** start **
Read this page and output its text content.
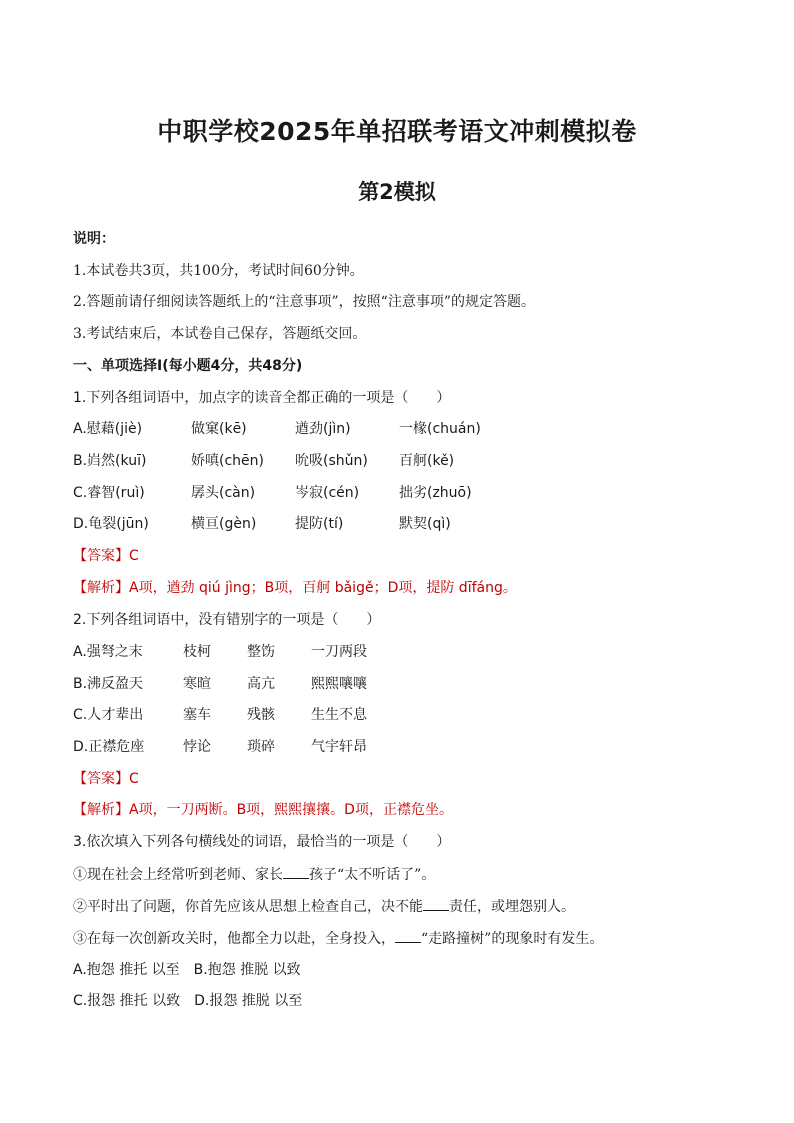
中职学校2025年单招联考语文冲刺模拟卷
第2模拟
说明：
1.本试卷共3页，共100分，考试时间60分钟。
2.答题前请仔细阅读答题纸上的“注意事项”，按照“注意事项”的规定答题。
3.考试结束后，本试卷自己保存，答题纸交回。
一、单项选择Ⅰ(每小题4分，共48分)
1.下列各组词语中，加点字的读音全都正确的一项是（　　）
A.慰藉(jiè)	做窠(kē)	遒劲(jìn)	一椽(chuán)
B.岿然(kuī)	娇嗔(chēn) 吮吸(shǔn) 百舸(kě)
C.睿智(ruì)	孱头(càn)	岑寂(cén)	拙劣(zhuō)
D.龟裂(jūn)	横亘(gèn)	提防(tí)	默契(qì)
【答案】C
【解析】A项，遒劲 qiú jìng；B项，百舸 bǎigě；D项，提防 dīfáng。
2.下列各组词语中，没有错别字的一项是（　　）
A.强弩之末	枝柯	整饬	一刀两段
B.沸反盈天	寒暄	高亢	熙熙嚷嚷
C.人才辈出	塞车	残骸	生生不息
D.正襟危座	悖论	琐碎	气宇轩昂
【答案】C
【解析】A项，一刀两断。B项，熙熙攘攘。D项，正襟危坐。
3.依次填入下列各句横线处的词语，最恰当的一项是（　　）
①现在社会上经常听到老师、家长 孩子“太不听话了”。
②平时出了问题，你首先应该从思想上检查自己，决不能 责任，或埋怨别人。
③在每一次创新攻关时，他都全力以赴，全身投入， “走路撞树”的现象时有发生。
A.抱怨 推托 以至　B.抱怨 推脱 以致
C.报怨 推托 以致　D.报怨 推脱 以至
** end **
- What you will do -
Make a list of all lines in the data that contain "下列各组词语中".

- Response to the exercise -
1.下列各组词语中，加点字的读音全都正确的一项是（　　）
2.下列各组词语中，没有错别字的一项是（　　）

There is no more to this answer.